** START **
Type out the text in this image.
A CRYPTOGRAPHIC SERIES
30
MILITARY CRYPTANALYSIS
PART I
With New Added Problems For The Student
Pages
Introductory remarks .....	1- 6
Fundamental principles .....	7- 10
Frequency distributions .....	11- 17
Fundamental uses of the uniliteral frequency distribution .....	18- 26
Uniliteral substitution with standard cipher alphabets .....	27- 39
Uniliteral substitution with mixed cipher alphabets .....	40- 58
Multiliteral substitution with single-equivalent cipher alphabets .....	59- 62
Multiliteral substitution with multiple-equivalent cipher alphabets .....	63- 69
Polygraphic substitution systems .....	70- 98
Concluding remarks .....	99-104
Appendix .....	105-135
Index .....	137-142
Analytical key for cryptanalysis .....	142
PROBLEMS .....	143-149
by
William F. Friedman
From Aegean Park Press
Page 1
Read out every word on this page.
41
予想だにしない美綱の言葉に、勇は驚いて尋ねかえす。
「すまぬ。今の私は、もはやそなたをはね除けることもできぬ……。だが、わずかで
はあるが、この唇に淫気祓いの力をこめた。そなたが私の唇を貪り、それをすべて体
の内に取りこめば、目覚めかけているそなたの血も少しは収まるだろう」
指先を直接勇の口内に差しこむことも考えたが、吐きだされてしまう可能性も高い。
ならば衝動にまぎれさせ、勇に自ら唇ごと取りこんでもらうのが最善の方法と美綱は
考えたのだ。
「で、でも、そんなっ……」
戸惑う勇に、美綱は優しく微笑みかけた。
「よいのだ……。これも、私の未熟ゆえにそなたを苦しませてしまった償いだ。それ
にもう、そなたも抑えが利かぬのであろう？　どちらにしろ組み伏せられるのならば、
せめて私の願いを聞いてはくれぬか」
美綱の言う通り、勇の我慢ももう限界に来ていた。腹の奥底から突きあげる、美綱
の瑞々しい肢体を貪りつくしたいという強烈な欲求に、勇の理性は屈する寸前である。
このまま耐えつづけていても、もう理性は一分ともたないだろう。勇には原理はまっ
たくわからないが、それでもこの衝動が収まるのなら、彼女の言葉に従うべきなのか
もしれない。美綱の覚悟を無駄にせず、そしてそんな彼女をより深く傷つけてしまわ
** END **
# TASK REQUIREMENTS:
Reproduce only the lines between the line containing "Read out every word on this page." and the last line of the records, those two lines included, exactly.

# SOLUTION FOR THIS EXERCISE:
Read out every word on this page.
41
予想だにしない美綱の言葉に、勇は驚いて尋ねかえす。
「すまぬ。今の私は、もはやそなたをはね除けることもできぬ……。だが、わずかで
はあるが、この唇に淫気祓いの力をこめた。そなたが私の唇を貪り、それをすべて体
の内に取りこめば、目覚めかけているそなたの血も少しは収まるだろう」
指先を直接勇の口内に差しこむことも考えたが、吐きだされてしまう可能性も高い。
ならば衝動にまぎれさせ、勇に自ら唇ごと取りこんでもらうのが最善の方法と美綱は
考えたのだ。
「で、でも、そんなっ……」
戸惑う勇に、美綱は優しく微笑みかけた。
「よいのだ……。これも、私の未熟ゆえにそなたを苦しませてしまった償いだ。それ
にもう、そなたも抑えが利かぬのであろう？　どちらにしろ組み伏せられるのならば、
せめて私の願いを聞いてはくれぬか」
美綱の言う通り、勇の我慢ももう限界に来ていた。腹の奥底から突きあげる、美綱
の瑞々しい肢体を貪りつくしたいという強烈な欲求に、勇の理性は屈する寸前である。
このまま耐えつづけていても、もう理性は一分ともたないだろう。勇には原理はまっ
たくわからないが、それでもこの衝動が収まるのなら、彼女の言葉に従うべきなのか
もしれない。美綱の覚悟を無駄にせず、そしてそんな彼女をより深く傷つけてしまわ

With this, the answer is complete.